= What you have to do =
Write the records out again exactly, leaving no images in.

= Data for the task =
-- BEGIN --

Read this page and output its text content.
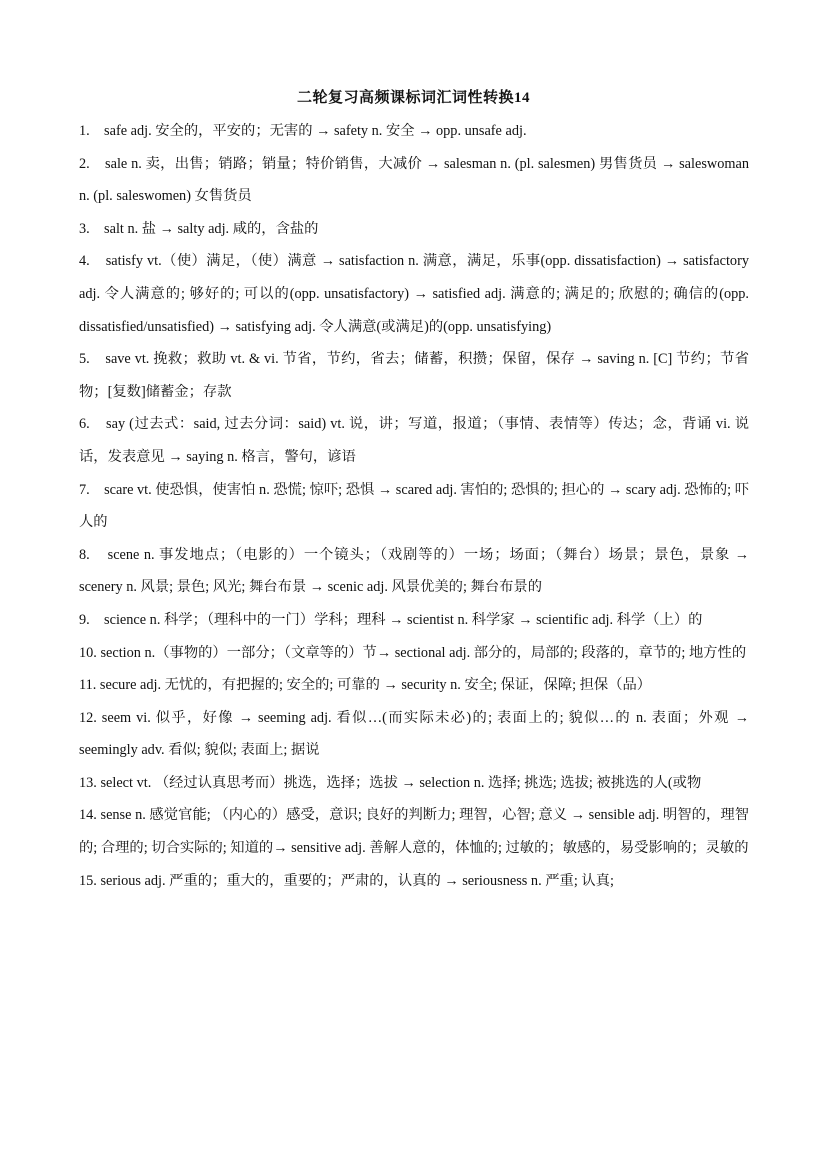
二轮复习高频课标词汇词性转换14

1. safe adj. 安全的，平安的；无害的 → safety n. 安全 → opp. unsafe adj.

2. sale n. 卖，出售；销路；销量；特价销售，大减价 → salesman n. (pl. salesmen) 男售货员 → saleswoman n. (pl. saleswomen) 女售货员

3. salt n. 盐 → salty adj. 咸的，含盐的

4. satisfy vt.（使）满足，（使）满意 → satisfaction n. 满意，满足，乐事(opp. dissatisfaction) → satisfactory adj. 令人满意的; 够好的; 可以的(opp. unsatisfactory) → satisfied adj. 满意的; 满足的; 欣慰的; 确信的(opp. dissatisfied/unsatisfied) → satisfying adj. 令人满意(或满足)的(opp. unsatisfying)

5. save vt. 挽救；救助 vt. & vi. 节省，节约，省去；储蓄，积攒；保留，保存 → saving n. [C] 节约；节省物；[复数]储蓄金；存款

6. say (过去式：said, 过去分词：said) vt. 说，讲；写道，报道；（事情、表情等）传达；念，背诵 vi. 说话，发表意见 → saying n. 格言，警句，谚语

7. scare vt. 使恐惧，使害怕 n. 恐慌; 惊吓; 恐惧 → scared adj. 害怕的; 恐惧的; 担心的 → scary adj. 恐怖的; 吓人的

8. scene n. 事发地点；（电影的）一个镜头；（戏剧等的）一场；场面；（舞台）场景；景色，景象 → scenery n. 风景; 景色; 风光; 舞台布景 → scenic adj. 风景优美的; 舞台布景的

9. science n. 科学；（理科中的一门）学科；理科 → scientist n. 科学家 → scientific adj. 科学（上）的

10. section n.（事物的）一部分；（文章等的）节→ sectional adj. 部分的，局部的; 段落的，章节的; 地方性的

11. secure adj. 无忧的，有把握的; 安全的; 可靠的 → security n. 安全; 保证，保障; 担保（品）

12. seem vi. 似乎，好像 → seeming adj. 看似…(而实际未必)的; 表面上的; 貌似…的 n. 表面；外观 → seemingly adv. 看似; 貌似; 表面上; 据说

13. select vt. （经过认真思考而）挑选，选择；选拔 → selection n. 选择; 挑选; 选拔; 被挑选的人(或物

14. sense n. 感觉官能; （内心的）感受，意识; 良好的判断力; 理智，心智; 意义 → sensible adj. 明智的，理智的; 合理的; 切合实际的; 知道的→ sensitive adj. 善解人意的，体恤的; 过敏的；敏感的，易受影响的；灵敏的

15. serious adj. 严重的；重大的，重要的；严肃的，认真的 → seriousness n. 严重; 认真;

-- END --

= Expected answer =
Read this page and output its text content.
二轮复习高频课标词汇词性转换14

1. safe adj. 安全的，平安的；无害的 → safety n. 安全 → opp. unsafe adj.

2. sale n. 卖，出售；销路；销量；特价销售，大减价 → salesman n. (pl. salesmen) 男售货员 → saleswoman n. (pl. saleswomen) 女售货员

3. salt n. 盐 → salty adj. 咸的，含盐的

4. satisfy vt.（使）满足，（使）满意 → satisfaction n. 满意，满足，乐事(opp. dissatisfaction) → satisfactory adj. 令人满意的; 够好的; 可以的(opp. unsatisfactory) → satisfied adj. 满意的; 满足的; 欣慰的; 确信的(opp. dissatisfied/unsatisfied) → satisfying adj. 令人满意(或满足)的(opp. unsatisfying)

5. save vt. 挽救；救助 vt. & vi. 节省，节约，省去；储蓄，积攒；保留，保存 → saving n. [C] 节约；节省物；[复数]储蓄金；存款

6. say (过去式：said, 过去分词：said) vt. 说，讲；写道，报道；（事情、表情等）传达；念，背诵 vi. 说话，发表意见 → saying n. 格言，警句，谚语

7. scare vt. 使恐惧，使害怕 n. 恐慌; 惊吓; 恐惧 → scared adj. 害怕的; 恐惧的; 担心的 → scary adj. 恐怖的; 吓人的

8. scene n. 事发地点；（电影的）一个镜头；（戏剧等的）一场；场面；（舞台）场景；景色，景象 → scenery n. 风景; 景色; 风光; 舞台布景 → scenic adj. 风景优美的; 舞台布景的

9. science n. 科学；（理科中的一门）学科；理科 → scientist n. 科学家 → scientific adj. 科学（上）的

10. section n.（事物的）一部分；（文章等的）节→ sectional adj. 部分的，局部的; 段落的，章节的; 地方性的

11. secure adj. 无忧的，有把握的; 安全的; 可靠的 → security n. 安全; 保证，保障; 担保（品）

12. seem vi. 似乎，好像 → seeming adj. 看似…(而实际未必)的; 表面上的; 貌似…的 n. 表面；外观 → seemingly adv. 看似; 貌似; 表面上; 据说

13. select vt. （经过认真思考而）挑选，选择；选拔 → selection n. 选择; 挑选; 选拔; 被挑选的人(或物

14. sense n. 感觉官能; （内心的）感受，意识; 良好的判断力; 理智，心智; 意义 → sensible adj. 明智的，理智的; 合理的; 切合实际的; 知道的→ sensitive adj. 善解人意的，体恤的; 过敏的；敏感的，易受影响的；灵敏的

15. serious adj. 严重的；重大的，重要的；严肃的，认真的 → seriousness n. 严重; 认真;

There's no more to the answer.